[Dataset rows]

————————

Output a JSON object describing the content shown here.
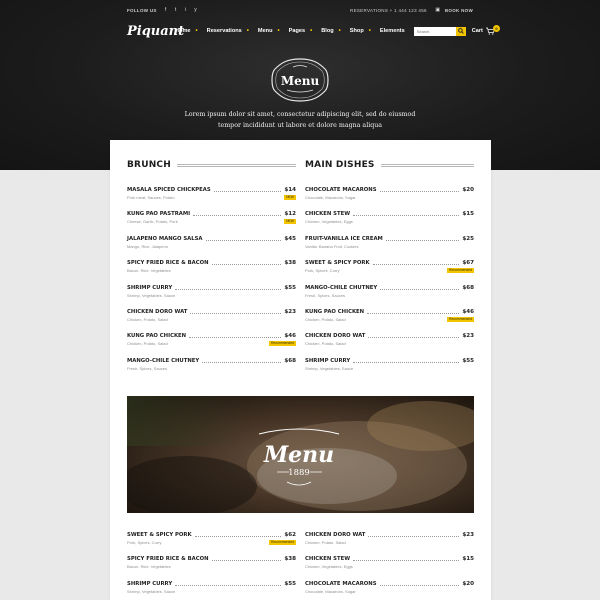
{
  "topbar": {
    "follow_label": "FOLLOW US",
    "socials": [
      "f",
      "t",
      "i",
      "y"
    ],
    "social_icons": [
      "facebook-icon",
      "twitter-icon",
      "instagram-icon",
      "youtube-icon"
    ],
    "reservations": "RESERVATIONS + 1 444 123 456",
    "book_now": "BOOK NOW"
  },
  "brand": {
    "logo": "Piquant"
  },
  "nav": {
    "items": [
      "Home",
      "Reservations",
      "Menu",
      "Pages",
      "Blog",
      "Shop",
      "Elements"
    ]
  },
  "search": {
    "placeholder": "Search"
  },
  "cart": {
    "label": "Cart",
    "count": "0"
  },
  "hero": {
    "emblem_text": "Menu",
    "line1": "Lorem ipsum dolor sit amet, consectetur adipiscing elit, sed do eiusmod",
    "line2": "tempor incididunt ut labore et dolore magna aliqua"
  },
  "brunch": {
    "title": "BRUNCH",
    "items": [
      {
        "name": "MASALA SPICED CHICKPEAS",
        "price": "$14",
        "desc": "Pork meat, Sauces, Potato",
        "tag": "NEW"
      },
      {
        "name": "KUNG PAO PASTRAMI",
        "price": "$12",
        "desc": "Cheese, Garlic, Potato, Pork",
        "tag": "NEW"
      },
      {
        "name": "JALAPENO MANGO SALSA",
        "price": "$45",
        "desc": "Mango, Rice, Jalapeno",
        "tag": ""
      },
      {
        "name": "SPICY FRIED RICE & BACON",
        "price": "$38",
        "desc": "Bacon, Rice, Vegetables",
        "tag": ""
      },
      {
        "name": "SHRIMP CURRY",
        "price": "$55",
        "desc": "Shrimp, Vegetables, Sauce",
        "tag": ""
      },
      {
        "name": "CHICKEN DORO WAT",
        "price": "$23",
        "desc": "Chicken, Potato, Salad",
        "tag": ""
      },
      {
        "name": "KUNG PAO CHICKEN",
        "price": "$46",
        "desc": "Chicken, Potato, Salad",
        "tag": "Recommended"
      },
      {
        "name": "MANGO-CHILE CHUTNEY",
        "price": "$68",
        "desc": "Fresh, Spices, Sauces",
        "tag": ""
      }
    ]
  },
  "main": {
    "title": "MAIN DISHES",
    "items": [
      {
        "name": "CHOCOLATE MACARONS",
        "price": "$20",
        "desc": "Chocolate, Macarons, Sugar",
        "tag": ""
      },
      {
        "name": "CHICKEN STEW",
        "price": "$15",
        "desc": "Chicken, Vegetables, Eggs",
        "tag": ""
      },
      {
        "name": "FRUIT-VANILLA ICE CREAM",
        "price": "$25",
        "desc": "Vanilla, Banana Fruit, Cookies",
        "tag": ""
      },
      {
        "name": "SWEET & SPICY PORK",
        "price": "$67",
        "desc": "Pork, Spices, Curry",
        "tag": "Recommended"
      },
      {
        "name": "MANGO-CHILE CHUTNEY",
        "price": "$68",
        "desc": "Fresh, Spices, Sauces",
        "tag": ""
      },
      {
        "name": "KUNG PAO CHICKEN",
        "price": "$46",
        "desc": "Chicken, Potato, Salad",
        "tag": "Recommended"
      },
      {
        "name": "CHICKEN DORO WAT",
        "price": "$23",
        "desc": "Chicken, Potato, Salad",
        "tag": ""
      },
      {
        "name": "SHRIMP CURRY",
        "price": "$55",
        "desc": "Shrimp, Vegetables, Sauce",
        "tag": ""
      }
    ]
  },
  "photo": {
    "title": "Menu",
    "year": "1889"
  },
  "more_left": {
    "items": [
      {
        "name": "SWEET & SPICY PORK",
        "price": "$62",
        "desc": "Pork, Spices, Curry",
        "tag": "Recommended"
      },
      {
        "name": "SPICY FRIED RICE & BACON",
        "price": "$38",
        "desc": "Bacon, Rice, Vegetables",
        "tag": ""
      },
      {
        "name": "SHRIMP CURRY",
        "price": "$55",
        "desc": "Shrimp, Vegetables, Sauce",
        "tag": ""
      }
    ]
  },
  "more_right": {
    "items": [
      {
        "name": "CHICKEN DORO WAT",
        "price": "$23",
        "desc": "Chicken, Potato, Salad",
        "tag": ""
      },
      {
        "name": "CHICKEN STEW",
        "price": "$15",
        "desc": "Chicken, Vegetables, Eggs",
        "tag": ""
      },
      {
        "name": "CHOCOLATE MACARONS",
        "price": "$20",
        "desc": "Chocolate, Macarons, Sugar",
        "tag": ""
      }
    ]
  },
  "colors": {
    "accent": "#f2c500",
    "dark": "#1c1c1c",
    "text": "#1f1f1f"
  }
}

————————

> _Exercise prompt_
Give all the entries again exactly, dropping each picture.

> _Reply_
Output a JSON object describing the content shown here.
{
  "topbar": {
    "follow_label": "FOLLOW US",
    "socials": [
      "f",
      "t",
      "i",
      "y"
    ],
    "social_icons": [
      "facebook-icon",
      "twitter-icon",
      "instagram-icon",
      "youtube-icon"
    ],
    "reservations": "RESERVATIONS + 1 444 123 456",
    "book_now": "BOOK NOW"
  },
  "brand": {
    "logo": "Piquant"
  },
  "nav": {
    "items": [
      "Home",
      "Reservations",
      "Menu",
      "Pages",
      "Blog",
      "Shop",
      "Elements"
    ]
  },
  "search": {
    "placeholder": "Search"
  },
  "cart": {
    "label": "Cart",
    "count": "0"
  },
  "hero": {
    "emblem_text": "Menu",
    "line1": "Lorem ipsum dolor sit amet, consectetur adipiscing elit, sed do eiusmod",
    "line2": "tempor incididunt ut labore et dolore magna aliqua"
  },
  "brunch": {
    "title": "BRUNCH",
    "items": [
      {
        "name": "MASALA SPICED CHICKPEAS",
        "price": "$14",
        "desc": "Pork meat, Sauces, Potato",
        "tag": "NEW"
      },
      {
        "name": "KUNG PAO PASTRAMI",
        "price": "$12",
        "desc": "Cheese, Garlic, Potato, Pork",
        "tag": "NEW"
      },
      {
        "name": "JALAPENO MANGO SALSA",
        "price": "$45",
        "desc": "Mango, Rice, Jalapeno",
        "tag": ""
      },
      {
        "name": "SPICY FRIED RICE & BACON",
        "price": "$38",
        "desc": "Bacon, Rice, Vegetables",
        "tag": ""
      },
      {
        "name": "SHRIMP CURRY",
        "price": "$55",
        "desc": "Shrimp, Vegetables, Sauce",
        "tag": ""
      },
      {
        "name": "CHICKEN DORO WAT",
        "price": "$23",
        "desc": "Chicken, Potato, Salad",
        "tag": ""
      },
      {
        "name": "KUNG PAO CHICKEN",
        "price": "$46",
        "desc": "Chicken, Potato, Salad",
        "tag": "Recommended"
      },
      {
        "name": "MANGO-CHILE CHUTNEY",
        "price": "$68",
        "desc": "Fresh, Spices, Sauces",
        "tag": ""
      }
    ]
  },
  "main": {
    "title": "MAIN DISHES",
    "items": [
      {
        "name": "CHOCOLATE MACARONS",
        "price": "$20",
        "desc": "Chocolate, Macarons, Sugar",
        "tag": ""
      },
      {
        "name": "CHICKEN STEW",
        "price": "$15",
        "desc": "Chicken, Vegetables, Eggs",
        "tag": ""
      },
      {
        "name": "FRUIT-VANILLA ICE CREAM",
        "price": "$25",
        "desc": "Vanilla, Banana Fruit, Cookies",
        "tag": ""
      },
      {
        "name": "SWEET & SPICY PORK",
        "price": "$67",
        "desc": "Pork, Spices, Curry",
        "tag": "Recommended"
      },
      {
        "name": "MANGO-CHILE CHUTNEY",
        "price": "$68",
        "desc": "Fresh, Spices, Sauces",
        "tag": ""
      },
      {
        "name": "KUNG PAO CHICKEN",
        "price": "$46",
        "desc": "Chicken, Potato, Salad",
        "tag": "Recommended"
      },
      {
        "name": "CHICKEN DORO WAT",
        "price": "$23",
        "desc": "Chicken, Potato, Salad",
        "tag": ""
      },
      {
        "name": "SHRIMP CURRY",
        "price": "$55",
        "desc": "Shrimp, Vegetables, Sauce",
        "tag": ""
      }
    ]
  },
  "photo": {
    "title": "Menu",
    "year": "1889"
  },
  "more_left": {
    "items": [
      {
        "name": "SWEET & SPICY PORK",
        "price": "$62",
        "desc": "Pork, Spices, Curry",
        "tag": "Recommended"
      },
      {
        "name": "SPICY FRIED RICE & BACON",
        "price": "$38",
        "desc": "Bacon, Rice, Vegetables",
        "tag": ""
      },
      {
        "name": "SHRIMP CURRY",
        "price": "$55",
        "desc": "Shrimp, Vegetables, Sauce",
        "tag": ""
      }
    ]
  },
  "more_right": {
    "items": [
      {
        "name": "CHICKEN DORO WAT",
        "price": "$23",
        "desc": "Chicken, Potato, Salad",
        "tag": ""
      },
      {
        "name": "CHICKEN STEW",
        "price": "$15",
        "desc": "Chicken, Vegetables, Eggs",
        "tag": ""
      },
      {
        "name": "CHOCOLATE MACARONS",
        "price": "$20",
        "desc": "Chocolate, Macarons, Sugar",
        "tag": ""
      }
    ]
  },
  "colors": {
    "accent": "#f2c500",
    "dark": "#1c1c1c",
    "text": "#1f1f1f"
  }
}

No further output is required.